§ Short exercise
Wherever a line in the data below holds "National", copy that line.

§ Material to process
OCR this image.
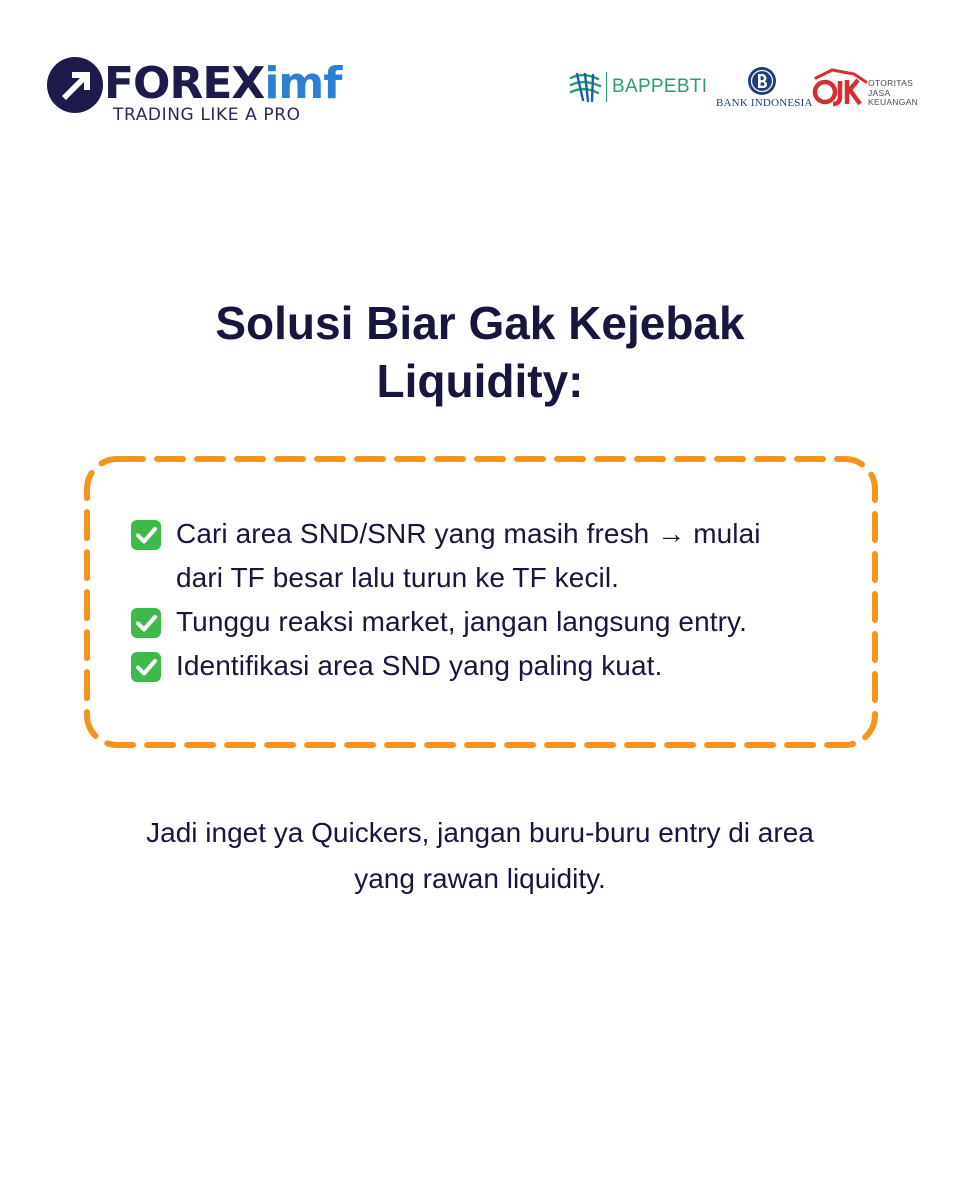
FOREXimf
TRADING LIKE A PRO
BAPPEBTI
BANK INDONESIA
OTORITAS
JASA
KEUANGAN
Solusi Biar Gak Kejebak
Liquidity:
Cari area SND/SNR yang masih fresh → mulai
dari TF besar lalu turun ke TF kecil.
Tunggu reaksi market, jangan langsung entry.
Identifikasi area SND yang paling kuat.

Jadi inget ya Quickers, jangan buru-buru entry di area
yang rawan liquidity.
* * *
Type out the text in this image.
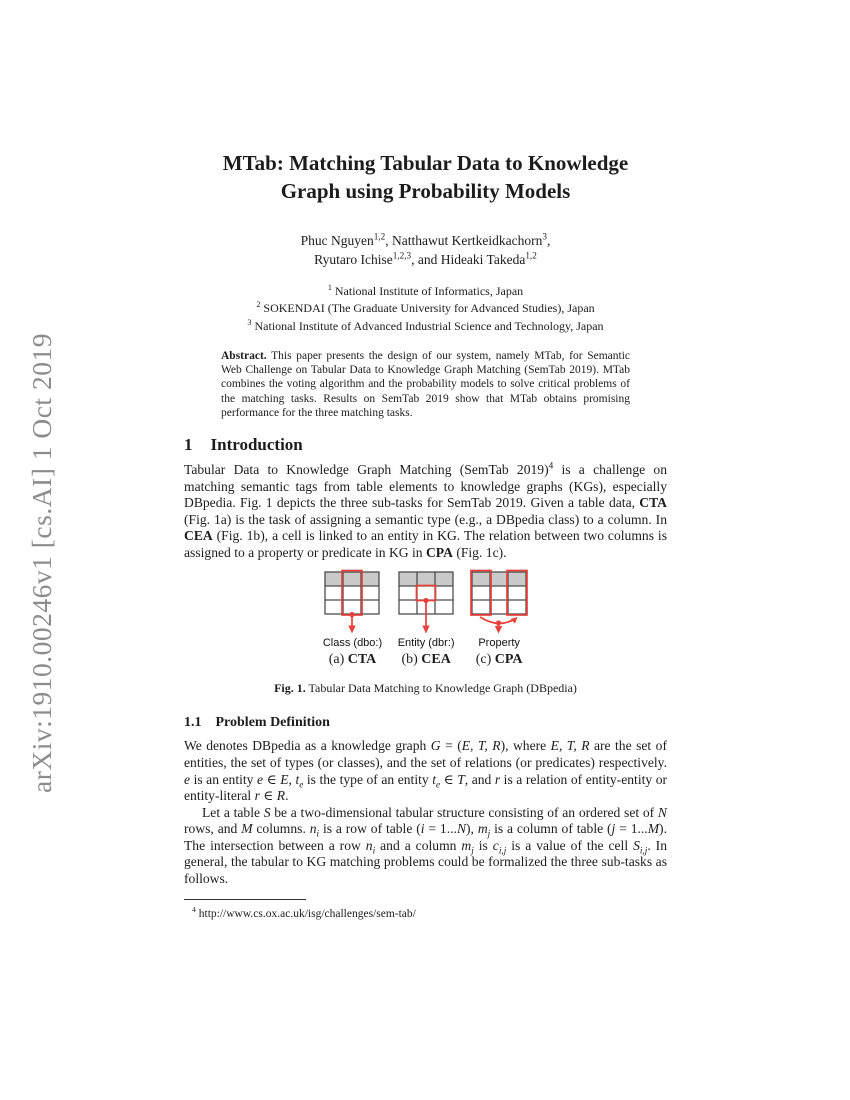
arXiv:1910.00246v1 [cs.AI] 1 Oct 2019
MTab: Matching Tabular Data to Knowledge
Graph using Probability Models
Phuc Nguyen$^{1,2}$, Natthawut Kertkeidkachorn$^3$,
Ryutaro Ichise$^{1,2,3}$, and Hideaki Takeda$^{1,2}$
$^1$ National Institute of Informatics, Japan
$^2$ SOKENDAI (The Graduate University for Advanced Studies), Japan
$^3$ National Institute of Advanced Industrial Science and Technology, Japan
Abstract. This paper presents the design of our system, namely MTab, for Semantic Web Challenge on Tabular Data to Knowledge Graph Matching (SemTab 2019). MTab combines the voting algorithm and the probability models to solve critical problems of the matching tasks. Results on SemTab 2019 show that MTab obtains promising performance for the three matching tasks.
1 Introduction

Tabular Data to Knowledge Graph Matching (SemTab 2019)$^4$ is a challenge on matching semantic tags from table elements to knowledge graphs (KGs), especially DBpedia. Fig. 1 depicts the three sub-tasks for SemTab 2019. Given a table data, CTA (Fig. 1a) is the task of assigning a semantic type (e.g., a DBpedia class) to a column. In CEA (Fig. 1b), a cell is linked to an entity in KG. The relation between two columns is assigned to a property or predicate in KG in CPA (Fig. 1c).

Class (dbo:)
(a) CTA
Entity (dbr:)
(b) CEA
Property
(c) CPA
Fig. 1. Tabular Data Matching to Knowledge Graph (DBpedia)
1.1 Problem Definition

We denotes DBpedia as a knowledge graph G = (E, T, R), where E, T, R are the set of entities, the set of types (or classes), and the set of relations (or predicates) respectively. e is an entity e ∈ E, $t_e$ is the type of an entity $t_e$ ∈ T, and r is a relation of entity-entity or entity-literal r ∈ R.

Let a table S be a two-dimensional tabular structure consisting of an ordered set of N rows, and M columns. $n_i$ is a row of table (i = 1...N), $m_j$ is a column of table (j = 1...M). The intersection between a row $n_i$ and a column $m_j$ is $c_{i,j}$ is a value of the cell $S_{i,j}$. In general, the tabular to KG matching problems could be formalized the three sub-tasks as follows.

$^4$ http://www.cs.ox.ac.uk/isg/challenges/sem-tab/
--
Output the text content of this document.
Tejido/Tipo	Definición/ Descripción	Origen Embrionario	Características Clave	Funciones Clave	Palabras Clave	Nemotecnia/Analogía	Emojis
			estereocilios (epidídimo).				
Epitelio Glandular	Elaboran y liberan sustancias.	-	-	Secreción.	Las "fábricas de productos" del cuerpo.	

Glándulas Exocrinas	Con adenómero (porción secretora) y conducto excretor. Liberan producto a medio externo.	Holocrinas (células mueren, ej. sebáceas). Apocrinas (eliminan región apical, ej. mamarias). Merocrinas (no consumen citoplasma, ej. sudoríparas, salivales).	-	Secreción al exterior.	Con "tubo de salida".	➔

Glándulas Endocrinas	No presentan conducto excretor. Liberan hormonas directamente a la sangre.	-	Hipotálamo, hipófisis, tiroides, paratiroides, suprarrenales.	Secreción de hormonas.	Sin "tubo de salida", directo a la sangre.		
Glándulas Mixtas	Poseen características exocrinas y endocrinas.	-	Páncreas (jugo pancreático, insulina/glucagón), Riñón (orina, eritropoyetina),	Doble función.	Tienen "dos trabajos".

§ Task output
$^1$ National Institute of Informatics, Japan
$^3$ National Institute of Advanced Industrial Science and Technology, Japan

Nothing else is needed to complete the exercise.